══ PROVIDED INFORMATION

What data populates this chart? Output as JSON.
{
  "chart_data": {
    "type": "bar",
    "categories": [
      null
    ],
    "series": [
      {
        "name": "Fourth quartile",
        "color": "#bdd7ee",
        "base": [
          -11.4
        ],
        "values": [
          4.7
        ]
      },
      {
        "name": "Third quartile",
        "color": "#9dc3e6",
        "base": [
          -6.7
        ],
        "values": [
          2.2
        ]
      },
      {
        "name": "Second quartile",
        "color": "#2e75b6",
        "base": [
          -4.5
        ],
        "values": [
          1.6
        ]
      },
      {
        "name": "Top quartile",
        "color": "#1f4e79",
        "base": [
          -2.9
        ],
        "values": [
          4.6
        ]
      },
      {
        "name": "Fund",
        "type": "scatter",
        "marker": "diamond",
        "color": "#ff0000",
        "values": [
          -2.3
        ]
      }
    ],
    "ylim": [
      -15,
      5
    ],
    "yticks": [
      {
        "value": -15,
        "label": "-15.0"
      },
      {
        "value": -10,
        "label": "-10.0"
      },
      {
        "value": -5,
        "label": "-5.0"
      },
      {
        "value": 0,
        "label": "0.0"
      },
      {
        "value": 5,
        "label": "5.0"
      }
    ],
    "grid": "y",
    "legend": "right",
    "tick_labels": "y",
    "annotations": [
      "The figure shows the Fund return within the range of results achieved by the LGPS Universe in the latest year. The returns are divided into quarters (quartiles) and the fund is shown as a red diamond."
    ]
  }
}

════

_INSTRUCTION_: Return every entry exactly as given.

_SOLUTION FOR THIS PROBLEM_:
What data populates this chart? Output as JSON.
{
  "chart_data": {
    "type": "bar",
    "categories": [
      null
    ],
    "series": [
      {
        "name": "Fourth quartile",
        "color": "#bdd7ee",
        "base": [
          -11.4
        ],
        "values": [
          4.7
        ]
      },
      {
        "name": "Third quartile",
        "color": "#9dc3e6",
        "base": [
          -6.7
        ],
        "values": [
          2.2
        ]
      },
      {
        "name": "Second quartile",
        "color": "#2e75b6",
        "base": [
          -4.5
        ],
        "values": [
          1.6
        ]
      },
      {
        "name": "Top quartile",
        "color": "#1f4e79",
        "base": [
          -2.9
        ],
        "values": [
          4.6
        ]
      },
      {
        "name": "Fund",
        "type": "scatter",
        "marker": "diamond",
        "color": "#ff0000",
        "values": [
          -2.3
        ]
      }
    ],
    "ylim": [
      -15,
      5
    ],
    "yticks": [
      {
        "value": -15,
        "label": "-15.0"
      },
      {
        "value": -10,
        "label": "-10.0"
      },
      {
        "value": -5,
        "label": "-5.0"
      },
      {
        "value": 0,
        "label": "0.0"
      },
      {
        "value": 5,
        "label": "5.0"
      }
    ],
    "grid": "y",
    "legend": "right",
    "tick_labels": "y",
    "annotations": [
      "The figure shows the Fund return within the range of results achieved by the LGPS Universe in the latest year. The returns are divided into quarters (quartiles) and the fund is shown as a red diamond."
    ]
  }
}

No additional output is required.